What you will do
From the entries that follow, extract each line holding the string "structured".

Records provided

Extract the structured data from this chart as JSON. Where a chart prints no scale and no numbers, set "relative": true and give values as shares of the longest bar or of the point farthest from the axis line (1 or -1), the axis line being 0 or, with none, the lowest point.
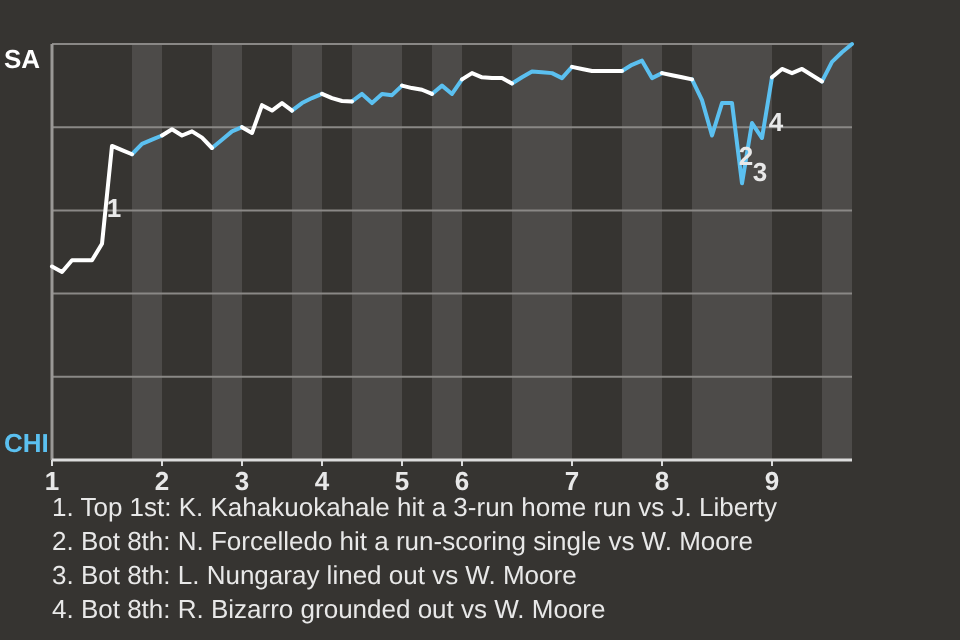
{
  "chart_data": {
    "type": "line",
    "relative": true,
    "categories": [
      "1",
      null,
      null,
      null,
      null,
      null,
      null,
      null,
      null,
      null,
      null,
      "2",
      null,
      null,
      null,
      null,
      null,
      null,
      null,
      "3",
      null,
      null,
      null,
      null,
      null,
      null,
      null,
      "4",
      null,
      null,
      null,
      null,
      null,
      null,
      null,
      "5",
      null,
      null,
      null,
      null,
      null,
      "6",
      null,
      null,
      null,
      null,
      null,
      null,
      null,
      null,
      null,
      null,
      "7",
      null,
      null,
      null,
      null,
      null,
      null,
      null,
      null,
      "8",
      null,
      null,
      null,
      null,
      null,
      null,
      null,
      null,
      null,
      null,
      "9",
      null,
      null,
      null,
      null,
      null,
      null,
      null,
      null
    ],
    "series": [
      {
        "name": "CHI",
        "color": "#5bc0f0",
        "values": [
          null,
          null,
          null,
          null,
          null,
          null,
          null,
          null,
          0.735,
          0.76,
          0.77,
          0.78,
          null,
          null,
          null,
          null,
          0.75,
          0.77,
          0.79,
          0.8,
          null,
          null,
          null,
          null,
          0.84,
          0.858,
          0.87,
          0.88,
          null,
          null,
          0.862,
          0.88,
          0.858,
          0.88,
          0.877,
          0.9,
          null,
          null,
          0.88,
          0.9,
          0.88,
          0.915,
          null,
          null,
          null,
          null,
          0.905,
          0.92,
          0.934,
          0.932,
          0.93,
          0.918,
          0.945,
          null,
          null,
          null,
          null,
          0.935,
          0.95,
          0.96,
          0.918,
          0.93,
          null,
          null,
          0.915,
          0.865,
          0.78,
          0.858,
          0.858,
          0.665,
          0.81,
          0.774,
          0.92,
          null,
          null,
          null,
          null,
          0.91,
          0.957,
          0.98,
          1.0
        ]
      },
      {
        "name": "SA",
        "color": "#ffffff",
        "values": [
          0.465,
          0.452,
          0.48,
          0.48,
          0.48,
          0.52,
          0.755,
          0.745,
          0.735,
          null,
          null,
          0.78,
          0.795,
          0.78,
          0.79,
          0.775,
          0.75,
          null,
          null,
          0.8,
          0.786,
          0.853,
          0.84,
          0.858,
          0.84,
          null,
          null,
          0.88,
          0.87,
          0.863,
          0.862,
          null,
          null,
          null,
          null,
          0.9,
          0.894,
          0.89,
          0.88,
          null,
          null,
          0.915,
          0.93,
          0.92,
          0.918,
          0.918,
          0.905,
          null,
          null,
          null,
          null,
          null,
          0.945,
          0.94,
          0.935,
          0.935,
          0.935,
          0.935,
          null,
          null,
          null,
          0.93,
          0.925,
          0.92,
          0.915,
          null,
          null,
          null,
          null,
          null,
          null,
          null,
          0.92,
          0.94,
          0.93,
          0.94,
          0.925,
          0.91,
          null,
          null,
          null
        ]
      }
    ],
    "grid": "y",
    "marker": "none",
    "line_style": "solid",
    "annotations": [
      "1",
      "2",
      "3",
      "4",
      "1. Top 1st: K. Kahakuokahale hit a 3-run home run vs J. Liberty",
      "2. Bot 8th: N. Forcelledo hit a run-scoring single vs W. Moore",
      "3. Bot 8th: L. Nungaray lined out vs W. Moore",
      "4. Bot 8th: R. Bizarro grounded out vs W. Moore"
    ]
  }
}
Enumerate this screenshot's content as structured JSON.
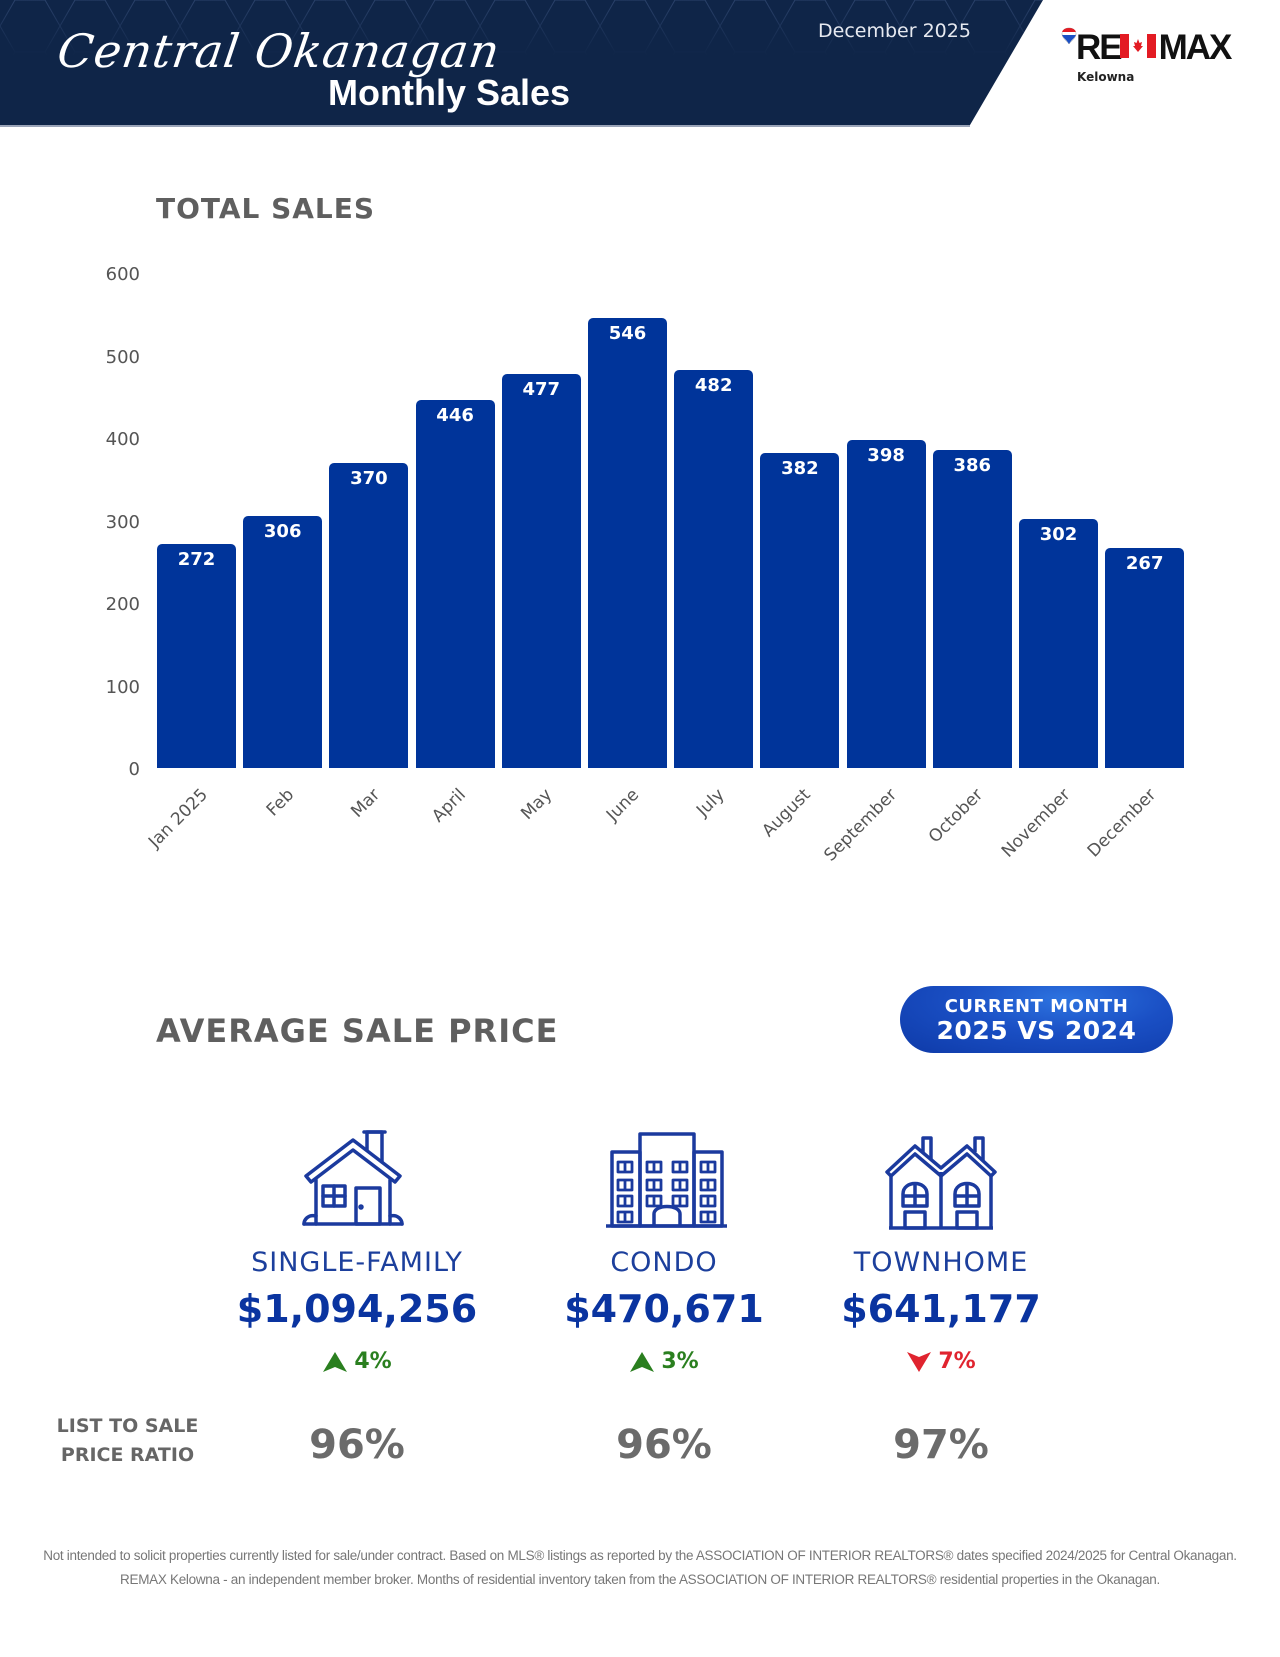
{
  "header": {
    "region_script": "Central Okanagan",
    "title": "Monthly Sales",
    "date": "December 2025",
    "brand": {
      "name": "RE/MAX",
      "logo_text_left": "RE",
      "logo_text_right": "MAX",
      "office": "Kelowna"
    },
    "colors": {
      "banner": "#0f2548",
      "accent": "#00349a"
    }
  },
  "total_sales": {
    "title": "TOTAL SALES"
  },
  "chart_data": {
    "type": "bar",
    "title": "TOTAL SALES",
    "categories": [
      "Jan 2025",
      "Feb",
      "Mar",
      "April",
      "May",
      "June",
      "July",
      "August",
      "September",
      "October",
      "November",
      "December"
    ],
    "values": [
      272,
      306,
      370,
      446,
      477,
      546,
      482,
      382,
      398,
      386,
      302,
      267
    ],
    "xlabel": "",
    "ylabel": "",
    "ylim": [
      0,
      600
    ],
    "yticks": [
      0,
      100,
      200,
      300,
      400,
      500,
      600
    ],
    "grid": false,
    "data_labels": true,
    "bar_color": "#00349a"
  },
  "average_sale_price": {
    "title": "AVERAGE SALE PRICE",
    "badge_line1": "CURRENT MONTH",
    "badge_line2": "2025 VS 2024",
    "categories": [
      {
        "name": "SINGLE-FAMILY",
        "icon": "house-icon",
        "price": "$1,094,256",
        "change": "4%",
        "direction": "up",
        "ratio": "96%"
      },
      {
        "name": "CONDO",
        "icon": "apartment-building-icon",
        "price": "$470,671",
        "change": "3%",
        "direction": "up",
        "ratio": "96%"
      },
      {
        "name": "TOWNHOME",
        "icon": "townhouse-icon",
        "price": "$641,177",
        "change": "7%",
        "direction": "down",
        "ratio": "97%"
      }
    ],
    "ratio_label_line1": "LIST TO SALE",
    "ratio_label_line2": "PRICE RATIO",
    "colors": {
      "up": "#2a7f1f",
      "down": "#e0242f"
    }
  },
  "footer": {
    "line1": "Not intended to solicit properties currently listed for sale/under contract. Based on MLS® listings as reported by the ASSOCIATION OF INTERIOR REALTORS® dates specified 2024/2025 for Central Okanagan.",
    "line2": "REMAX Kelowna - an independent member broker. Months of residential inventory taken from the ASSOCIATION OF INTERIOR REALTORS® residential properties in the Okanagan."
  }
}
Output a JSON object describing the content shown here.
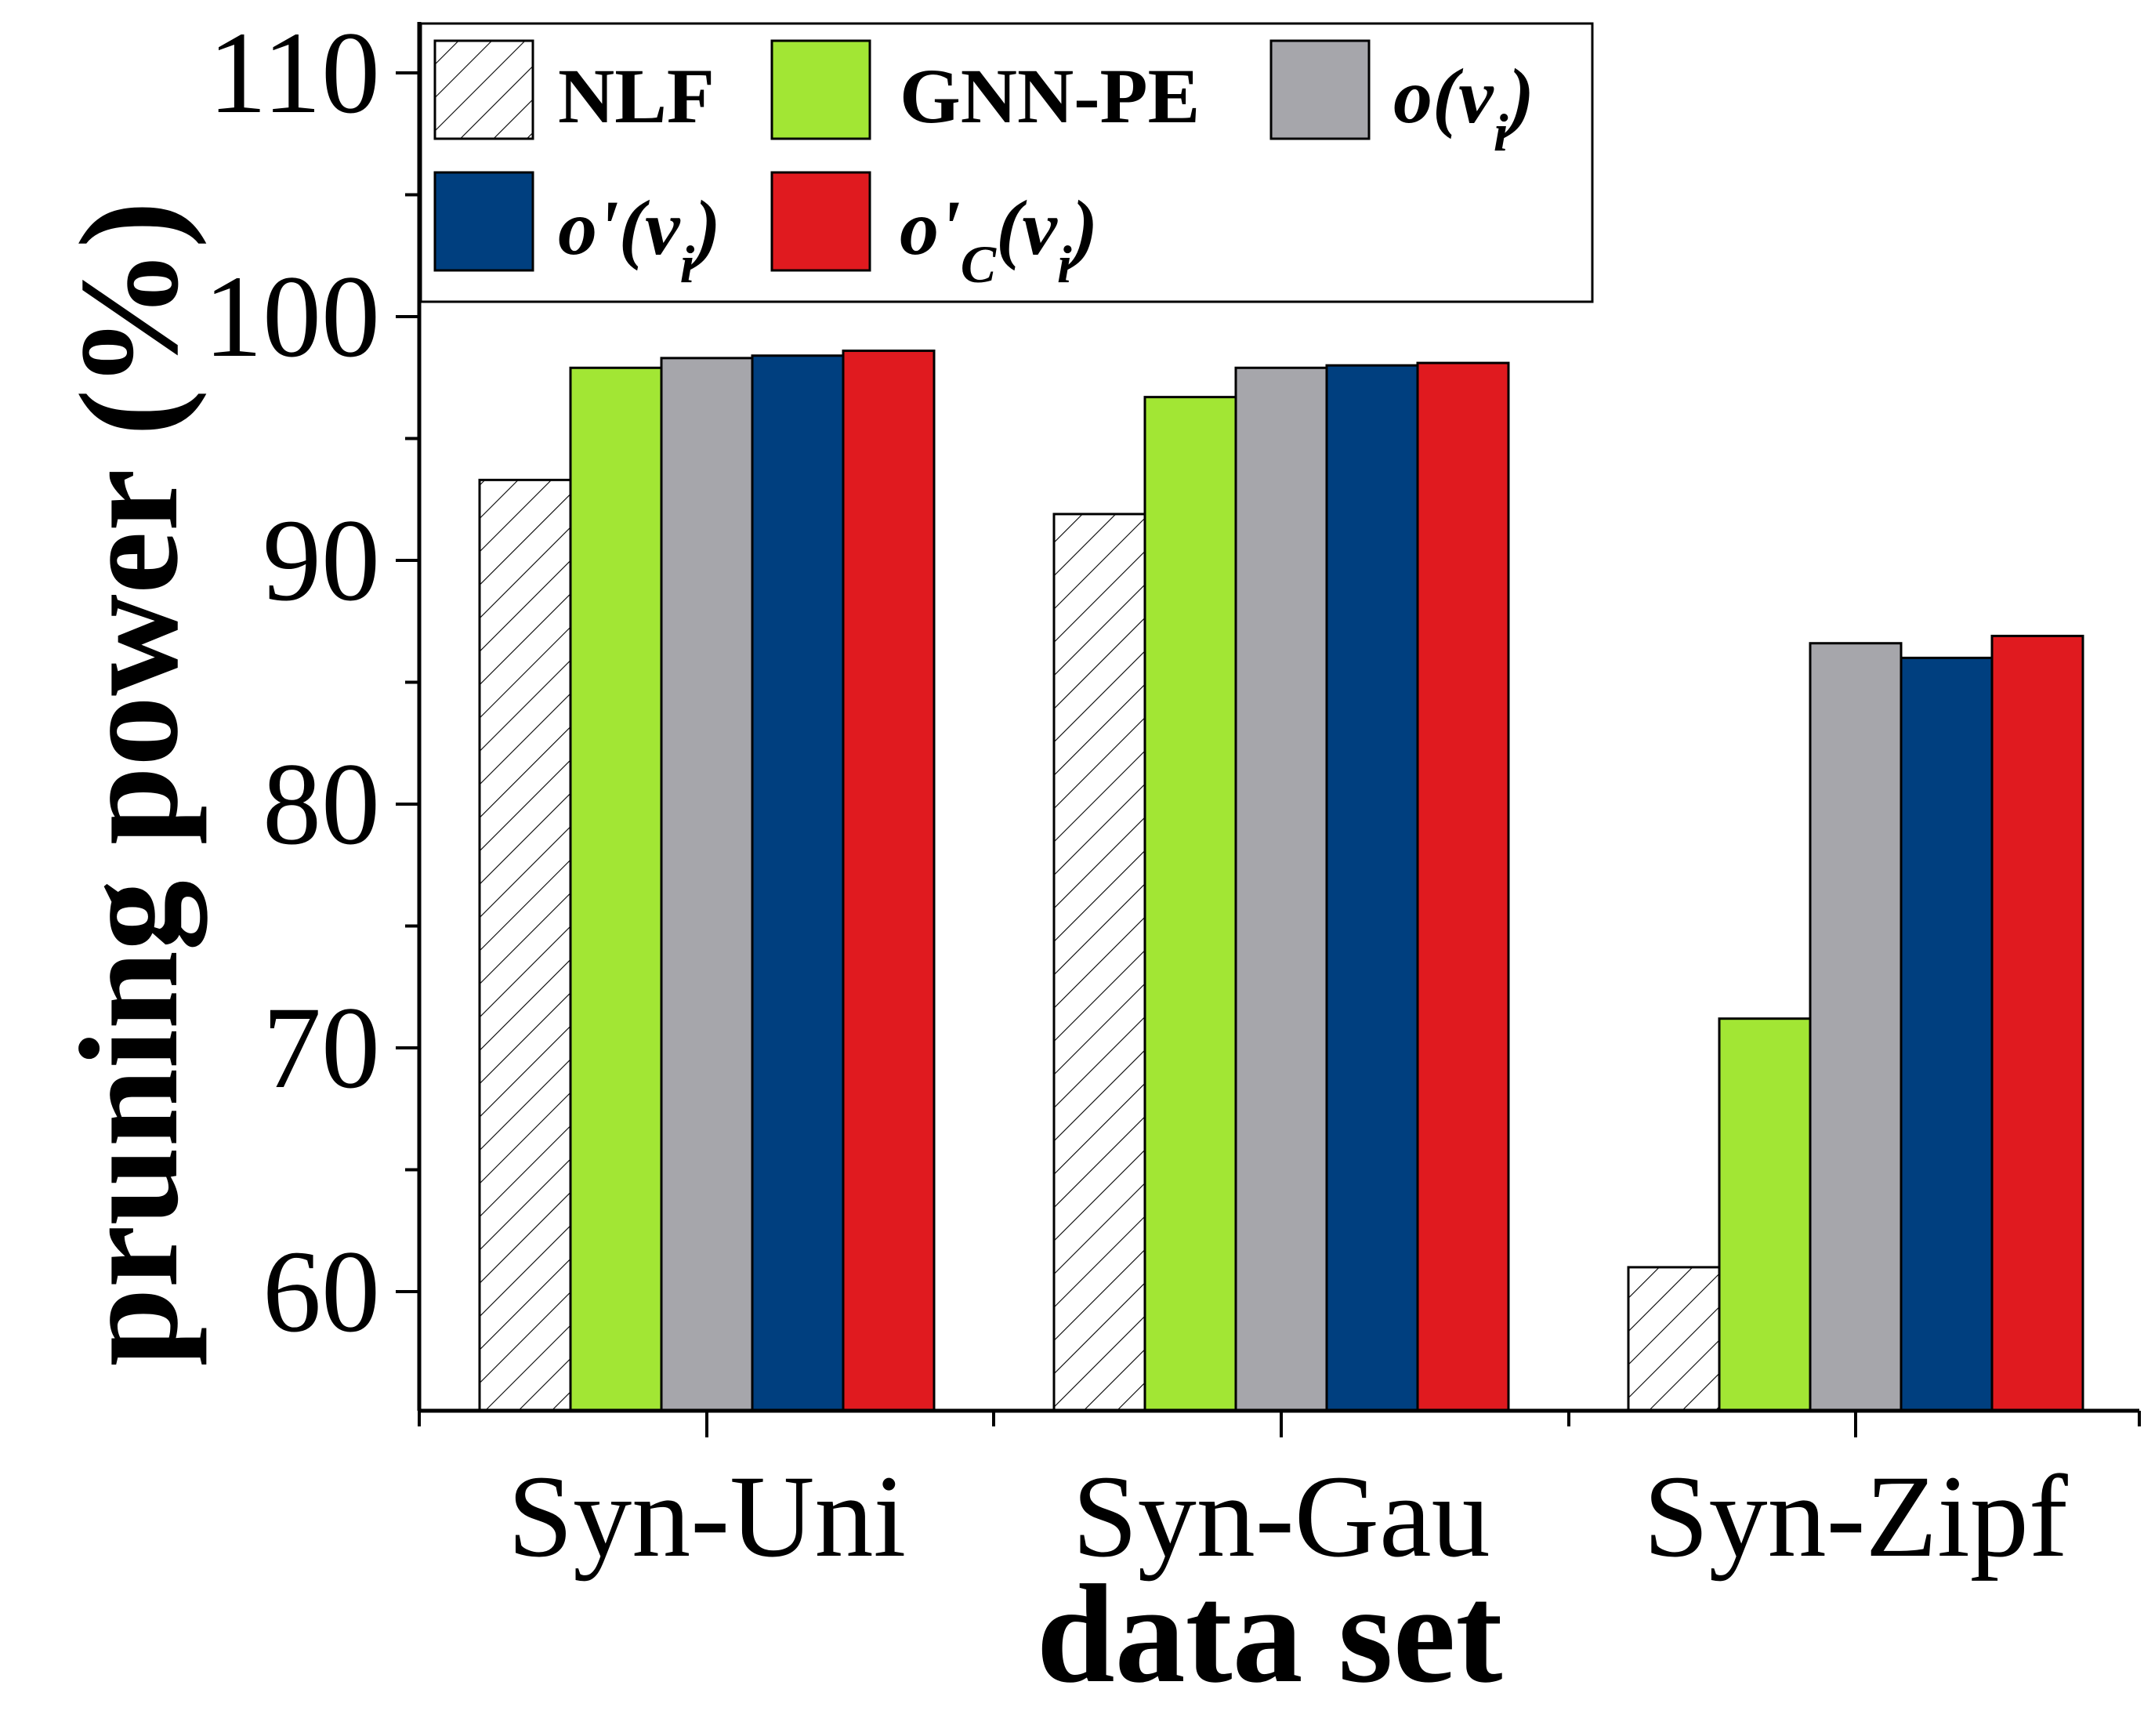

Task result
Extract the structured data from this chart as JSON. Where a chart prints no scale and no numbers, set "relative": true and give values as shares of the longest bar or of the point farthest from the axis line (1 or -1), the axis line being 0 or, with none, the lowest point.
Enumerate this screenshot's content as structured JSON.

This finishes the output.